- **Instructions for the task**: Scan the entries below. List each line with "воспитывать".

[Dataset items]
+---+

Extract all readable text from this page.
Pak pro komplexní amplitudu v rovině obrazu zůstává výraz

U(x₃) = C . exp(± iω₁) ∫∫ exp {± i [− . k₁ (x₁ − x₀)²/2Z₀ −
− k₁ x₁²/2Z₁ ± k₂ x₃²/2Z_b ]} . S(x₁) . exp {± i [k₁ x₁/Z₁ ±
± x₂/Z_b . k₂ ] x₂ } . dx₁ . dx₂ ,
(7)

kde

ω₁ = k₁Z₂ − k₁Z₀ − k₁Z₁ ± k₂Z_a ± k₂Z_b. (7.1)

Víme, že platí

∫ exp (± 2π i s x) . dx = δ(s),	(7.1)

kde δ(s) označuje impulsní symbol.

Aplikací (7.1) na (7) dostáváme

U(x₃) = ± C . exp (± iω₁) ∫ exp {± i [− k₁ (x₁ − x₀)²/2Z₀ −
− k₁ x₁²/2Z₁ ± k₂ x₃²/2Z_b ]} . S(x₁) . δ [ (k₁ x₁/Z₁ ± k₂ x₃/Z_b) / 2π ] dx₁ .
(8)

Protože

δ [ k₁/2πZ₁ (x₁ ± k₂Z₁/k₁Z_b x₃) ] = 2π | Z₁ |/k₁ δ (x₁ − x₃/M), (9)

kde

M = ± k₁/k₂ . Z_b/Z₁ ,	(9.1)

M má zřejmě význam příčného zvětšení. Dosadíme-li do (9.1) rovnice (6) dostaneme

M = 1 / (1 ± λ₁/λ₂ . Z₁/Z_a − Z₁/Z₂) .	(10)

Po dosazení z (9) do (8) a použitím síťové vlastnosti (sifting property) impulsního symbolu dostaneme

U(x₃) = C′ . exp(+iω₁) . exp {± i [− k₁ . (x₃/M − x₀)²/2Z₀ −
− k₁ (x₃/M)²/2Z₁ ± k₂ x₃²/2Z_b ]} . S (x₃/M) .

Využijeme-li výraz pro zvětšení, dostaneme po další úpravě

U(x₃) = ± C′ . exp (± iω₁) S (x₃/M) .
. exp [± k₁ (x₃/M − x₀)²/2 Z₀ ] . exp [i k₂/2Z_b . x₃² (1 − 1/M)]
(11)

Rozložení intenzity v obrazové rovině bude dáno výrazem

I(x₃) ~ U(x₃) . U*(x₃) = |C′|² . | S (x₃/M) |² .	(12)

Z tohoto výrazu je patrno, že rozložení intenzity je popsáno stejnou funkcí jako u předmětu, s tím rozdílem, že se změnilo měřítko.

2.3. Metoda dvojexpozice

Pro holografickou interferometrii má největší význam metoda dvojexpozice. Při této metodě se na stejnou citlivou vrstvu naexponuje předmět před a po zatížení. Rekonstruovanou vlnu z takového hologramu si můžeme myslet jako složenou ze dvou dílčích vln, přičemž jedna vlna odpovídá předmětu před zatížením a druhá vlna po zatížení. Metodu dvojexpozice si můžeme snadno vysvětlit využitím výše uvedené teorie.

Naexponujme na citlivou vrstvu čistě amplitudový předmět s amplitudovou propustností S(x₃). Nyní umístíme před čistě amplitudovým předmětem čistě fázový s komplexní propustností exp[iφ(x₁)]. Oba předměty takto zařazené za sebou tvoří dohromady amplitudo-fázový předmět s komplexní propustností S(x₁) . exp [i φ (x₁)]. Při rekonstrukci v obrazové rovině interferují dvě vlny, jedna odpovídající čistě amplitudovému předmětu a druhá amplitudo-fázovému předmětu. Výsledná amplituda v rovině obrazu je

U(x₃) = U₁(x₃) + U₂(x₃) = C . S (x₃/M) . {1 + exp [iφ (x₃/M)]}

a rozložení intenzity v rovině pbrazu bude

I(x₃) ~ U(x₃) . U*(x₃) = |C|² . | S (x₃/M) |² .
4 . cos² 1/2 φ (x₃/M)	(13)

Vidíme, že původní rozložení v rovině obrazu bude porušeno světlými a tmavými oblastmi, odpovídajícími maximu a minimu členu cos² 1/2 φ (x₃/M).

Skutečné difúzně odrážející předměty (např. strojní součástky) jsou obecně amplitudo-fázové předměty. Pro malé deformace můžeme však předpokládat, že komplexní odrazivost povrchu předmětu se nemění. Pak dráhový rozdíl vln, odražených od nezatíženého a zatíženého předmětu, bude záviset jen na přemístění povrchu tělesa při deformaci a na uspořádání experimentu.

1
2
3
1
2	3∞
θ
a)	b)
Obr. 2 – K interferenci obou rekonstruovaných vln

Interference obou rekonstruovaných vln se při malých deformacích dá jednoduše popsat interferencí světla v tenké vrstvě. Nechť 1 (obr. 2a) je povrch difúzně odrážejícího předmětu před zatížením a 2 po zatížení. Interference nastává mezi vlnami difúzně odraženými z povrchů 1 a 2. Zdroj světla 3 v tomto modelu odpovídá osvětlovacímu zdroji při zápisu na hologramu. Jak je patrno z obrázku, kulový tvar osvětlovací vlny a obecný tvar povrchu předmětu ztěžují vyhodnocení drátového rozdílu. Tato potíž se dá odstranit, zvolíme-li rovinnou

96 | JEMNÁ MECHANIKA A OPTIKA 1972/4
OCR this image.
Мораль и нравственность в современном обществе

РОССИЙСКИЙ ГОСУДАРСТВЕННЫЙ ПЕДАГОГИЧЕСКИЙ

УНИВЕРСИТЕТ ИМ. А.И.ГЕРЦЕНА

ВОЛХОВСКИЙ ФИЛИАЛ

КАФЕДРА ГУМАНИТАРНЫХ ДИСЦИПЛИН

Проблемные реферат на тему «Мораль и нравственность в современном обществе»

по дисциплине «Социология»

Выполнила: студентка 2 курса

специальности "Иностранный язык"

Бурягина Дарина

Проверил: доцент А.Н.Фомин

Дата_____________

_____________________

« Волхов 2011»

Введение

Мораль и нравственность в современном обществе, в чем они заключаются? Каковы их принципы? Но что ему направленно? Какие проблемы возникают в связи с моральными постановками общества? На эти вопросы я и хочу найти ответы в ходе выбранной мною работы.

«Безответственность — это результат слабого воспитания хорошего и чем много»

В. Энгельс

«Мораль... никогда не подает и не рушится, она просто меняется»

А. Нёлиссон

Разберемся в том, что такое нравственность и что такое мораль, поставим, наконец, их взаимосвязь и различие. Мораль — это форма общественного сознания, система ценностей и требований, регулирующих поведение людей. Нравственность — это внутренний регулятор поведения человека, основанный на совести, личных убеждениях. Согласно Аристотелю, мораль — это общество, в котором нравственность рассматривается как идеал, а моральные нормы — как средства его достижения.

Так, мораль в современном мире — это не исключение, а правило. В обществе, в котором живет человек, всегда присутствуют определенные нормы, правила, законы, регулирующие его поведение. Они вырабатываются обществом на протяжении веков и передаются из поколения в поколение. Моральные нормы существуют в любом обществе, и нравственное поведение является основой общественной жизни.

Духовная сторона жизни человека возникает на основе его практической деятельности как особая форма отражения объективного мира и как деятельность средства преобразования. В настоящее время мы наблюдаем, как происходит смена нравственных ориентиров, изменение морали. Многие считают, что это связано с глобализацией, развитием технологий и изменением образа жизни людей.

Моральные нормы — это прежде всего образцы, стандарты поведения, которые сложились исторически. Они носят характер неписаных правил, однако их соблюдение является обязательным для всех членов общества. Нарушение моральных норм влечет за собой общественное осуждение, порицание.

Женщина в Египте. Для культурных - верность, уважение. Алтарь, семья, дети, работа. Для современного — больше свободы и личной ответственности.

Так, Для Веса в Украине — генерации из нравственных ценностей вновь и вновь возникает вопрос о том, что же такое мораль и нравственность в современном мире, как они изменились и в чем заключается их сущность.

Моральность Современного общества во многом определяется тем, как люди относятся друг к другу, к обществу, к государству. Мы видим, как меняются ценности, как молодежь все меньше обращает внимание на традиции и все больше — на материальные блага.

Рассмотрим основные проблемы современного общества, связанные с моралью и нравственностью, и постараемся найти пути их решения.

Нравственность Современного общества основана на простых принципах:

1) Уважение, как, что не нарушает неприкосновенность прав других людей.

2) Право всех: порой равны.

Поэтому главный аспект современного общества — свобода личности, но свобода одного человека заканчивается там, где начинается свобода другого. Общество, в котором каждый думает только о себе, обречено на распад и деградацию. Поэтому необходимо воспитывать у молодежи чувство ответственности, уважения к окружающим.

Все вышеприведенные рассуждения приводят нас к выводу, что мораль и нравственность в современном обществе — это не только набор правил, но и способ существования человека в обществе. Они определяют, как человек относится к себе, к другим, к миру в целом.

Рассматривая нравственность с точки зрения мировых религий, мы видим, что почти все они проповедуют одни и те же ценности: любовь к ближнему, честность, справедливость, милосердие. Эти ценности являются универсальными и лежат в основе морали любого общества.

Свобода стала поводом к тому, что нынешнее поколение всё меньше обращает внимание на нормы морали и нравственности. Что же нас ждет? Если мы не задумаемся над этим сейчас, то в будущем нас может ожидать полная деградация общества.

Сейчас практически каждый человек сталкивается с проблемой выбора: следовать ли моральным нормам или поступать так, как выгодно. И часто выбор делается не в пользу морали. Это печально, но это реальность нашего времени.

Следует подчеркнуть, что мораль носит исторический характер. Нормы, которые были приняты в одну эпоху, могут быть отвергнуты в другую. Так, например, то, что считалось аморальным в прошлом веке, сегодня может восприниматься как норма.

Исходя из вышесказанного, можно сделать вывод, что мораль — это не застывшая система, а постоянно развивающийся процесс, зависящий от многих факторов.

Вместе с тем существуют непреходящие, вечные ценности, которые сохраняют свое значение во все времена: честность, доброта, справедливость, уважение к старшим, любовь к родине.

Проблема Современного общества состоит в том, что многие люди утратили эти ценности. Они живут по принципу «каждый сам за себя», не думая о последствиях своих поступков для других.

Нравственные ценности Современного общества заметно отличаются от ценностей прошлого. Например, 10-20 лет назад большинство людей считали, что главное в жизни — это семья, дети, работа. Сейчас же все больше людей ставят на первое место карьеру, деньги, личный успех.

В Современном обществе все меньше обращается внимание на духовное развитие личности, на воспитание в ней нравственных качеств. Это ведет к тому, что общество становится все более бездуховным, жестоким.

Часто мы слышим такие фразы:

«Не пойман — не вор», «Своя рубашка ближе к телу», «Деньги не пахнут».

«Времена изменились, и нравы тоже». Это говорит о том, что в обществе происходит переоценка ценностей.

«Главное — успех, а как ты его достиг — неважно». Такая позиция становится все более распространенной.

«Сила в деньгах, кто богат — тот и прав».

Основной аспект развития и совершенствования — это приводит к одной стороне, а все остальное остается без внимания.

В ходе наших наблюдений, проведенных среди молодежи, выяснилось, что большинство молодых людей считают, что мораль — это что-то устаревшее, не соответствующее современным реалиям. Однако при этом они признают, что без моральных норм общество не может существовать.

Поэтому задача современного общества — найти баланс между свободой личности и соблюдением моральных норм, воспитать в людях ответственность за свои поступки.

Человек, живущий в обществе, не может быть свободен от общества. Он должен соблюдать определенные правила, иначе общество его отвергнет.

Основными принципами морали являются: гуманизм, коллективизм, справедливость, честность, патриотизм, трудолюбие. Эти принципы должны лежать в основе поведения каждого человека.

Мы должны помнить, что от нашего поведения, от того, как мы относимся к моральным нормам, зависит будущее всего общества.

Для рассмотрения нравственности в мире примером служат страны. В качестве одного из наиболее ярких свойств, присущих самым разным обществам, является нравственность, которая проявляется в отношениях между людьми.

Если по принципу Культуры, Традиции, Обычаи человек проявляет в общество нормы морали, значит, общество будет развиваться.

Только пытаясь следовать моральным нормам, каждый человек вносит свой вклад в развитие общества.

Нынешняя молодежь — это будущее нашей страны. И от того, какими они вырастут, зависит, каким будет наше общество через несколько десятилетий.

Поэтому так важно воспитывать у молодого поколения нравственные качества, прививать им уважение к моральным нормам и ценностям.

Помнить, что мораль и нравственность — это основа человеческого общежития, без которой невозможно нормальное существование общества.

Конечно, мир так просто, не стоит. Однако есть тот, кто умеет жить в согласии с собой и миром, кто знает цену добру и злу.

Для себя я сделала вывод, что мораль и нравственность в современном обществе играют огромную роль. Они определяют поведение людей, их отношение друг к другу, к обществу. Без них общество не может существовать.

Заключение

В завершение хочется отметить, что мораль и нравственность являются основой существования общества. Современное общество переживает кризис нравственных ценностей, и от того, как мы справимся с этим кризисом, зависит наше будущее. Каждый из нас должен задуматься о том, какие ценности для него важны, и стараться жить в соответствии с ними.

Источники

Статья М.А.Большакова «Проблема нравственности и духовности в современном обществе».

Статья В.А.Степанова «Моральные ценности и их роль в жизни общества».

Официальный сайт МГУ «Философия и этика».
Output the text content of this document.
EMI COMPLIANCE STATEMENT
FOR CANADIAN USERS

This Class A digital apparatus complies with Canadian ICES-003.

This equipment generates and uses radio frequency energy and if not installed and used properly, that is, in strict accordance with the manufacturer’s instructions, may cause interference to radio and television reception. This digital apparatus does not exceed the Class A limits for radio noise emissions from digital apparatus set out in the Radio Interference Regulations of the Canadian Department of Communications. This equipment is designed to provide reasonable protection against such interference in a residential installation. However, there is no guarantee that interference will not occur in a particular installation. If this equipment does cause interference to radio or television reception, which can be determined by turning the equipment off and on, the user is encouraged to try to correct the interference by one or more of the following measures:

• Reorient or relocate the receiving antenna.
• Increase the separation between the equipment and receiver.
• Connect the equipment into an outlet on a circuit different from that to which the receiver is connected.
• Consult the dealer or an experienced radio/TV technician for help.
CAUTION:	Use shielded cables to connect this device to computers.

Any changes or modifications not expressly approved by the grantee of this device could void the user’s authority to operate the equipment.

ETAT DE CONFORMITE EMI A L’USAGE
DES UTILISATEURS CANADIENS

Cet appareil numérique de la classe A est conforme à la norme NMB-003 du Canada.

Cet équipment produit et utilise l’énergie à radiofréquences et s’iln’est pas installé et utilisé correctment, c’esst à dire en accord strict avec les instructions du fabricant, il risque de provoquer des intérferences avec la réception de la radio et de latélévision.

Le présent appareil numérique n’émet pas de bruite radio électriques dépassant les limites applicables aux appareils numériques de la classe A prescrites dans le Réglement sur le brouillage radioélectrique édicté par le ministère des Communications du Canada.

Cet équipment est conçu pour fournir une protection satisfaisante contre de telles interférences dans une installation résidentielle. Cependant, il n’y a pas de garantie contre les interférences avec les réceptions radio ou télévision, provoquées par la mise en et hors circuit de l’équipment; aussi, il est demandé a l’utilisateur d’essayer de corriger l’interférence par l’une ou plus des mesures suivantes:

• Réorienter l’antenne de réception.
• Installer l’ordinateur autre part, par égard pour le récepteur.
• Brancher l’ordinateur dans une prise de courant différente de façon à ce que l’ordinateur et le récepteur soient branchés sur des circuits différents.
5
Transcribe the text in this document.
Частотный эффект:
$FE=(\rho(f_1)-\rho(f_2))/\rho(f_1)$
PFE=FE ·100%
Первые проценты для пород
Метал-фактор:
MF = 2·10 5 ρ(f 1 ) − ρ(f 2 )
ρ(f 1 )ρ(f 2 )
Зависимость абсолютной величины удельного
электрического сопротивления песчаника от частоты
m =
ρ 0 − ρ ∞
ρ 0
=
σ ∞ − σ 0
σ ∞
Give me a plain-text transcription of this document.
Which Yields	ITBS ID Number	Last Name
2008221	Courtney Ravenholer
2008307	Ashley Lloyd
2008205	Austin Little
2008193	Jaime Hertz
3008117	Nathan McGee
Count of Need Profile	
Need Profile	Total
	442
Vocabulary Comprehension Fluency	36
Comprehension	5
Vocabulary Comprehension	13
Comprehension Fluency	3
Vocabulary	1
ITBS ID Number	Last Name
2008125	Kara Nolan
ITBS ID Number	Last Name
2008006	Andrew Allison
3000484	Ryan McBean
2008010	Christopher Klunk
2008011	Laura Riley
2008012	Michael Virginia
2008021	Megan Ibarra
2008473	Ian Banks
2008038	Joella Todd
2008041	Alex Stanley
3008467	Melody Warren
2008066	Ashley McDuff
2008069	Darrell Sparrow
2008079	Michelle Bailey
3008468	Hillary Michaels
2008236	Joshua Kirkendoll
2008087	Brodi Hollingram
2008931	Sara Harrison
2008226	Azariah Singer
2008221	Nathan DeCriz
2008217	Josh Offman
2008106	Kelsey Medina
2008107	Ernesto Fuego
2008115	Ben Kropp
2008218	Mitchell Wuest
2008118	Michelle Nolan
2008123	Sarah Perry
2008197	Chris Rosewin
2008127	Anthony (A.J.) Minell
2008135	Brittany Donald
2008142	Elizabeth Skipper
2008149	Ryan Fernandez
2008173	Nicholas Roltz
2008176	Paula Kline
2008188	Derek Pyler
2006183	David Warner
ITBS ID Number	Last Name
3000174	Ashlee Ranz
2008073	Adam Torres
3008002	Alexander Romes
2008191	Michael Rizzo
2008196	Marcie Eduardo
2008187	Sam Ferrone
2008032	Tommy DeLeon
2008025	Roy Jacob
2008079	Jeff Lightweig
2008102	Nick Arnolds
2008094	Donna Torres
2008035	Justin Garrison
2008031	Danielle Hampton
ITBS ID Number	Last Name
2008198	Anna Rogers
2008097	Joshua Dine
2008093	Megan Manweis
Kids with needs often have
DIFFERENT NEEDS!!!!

+---+

- **Response to this exercise**:
Поэтому главный аспект современного общества — свобода личности, но свобода одного человека заканчивается там, где начинается свобода другого. Общество, в котором каждый думает только о себе, обречено на распад и деградацию. Поэтому необходимо воспитывать у молодежи чувство ответственности, уважения к окружающим.
Поэтому так важно воспитывать у молодого поколения нравственные качества, прививать им уважение к моральным нормам и ценностям.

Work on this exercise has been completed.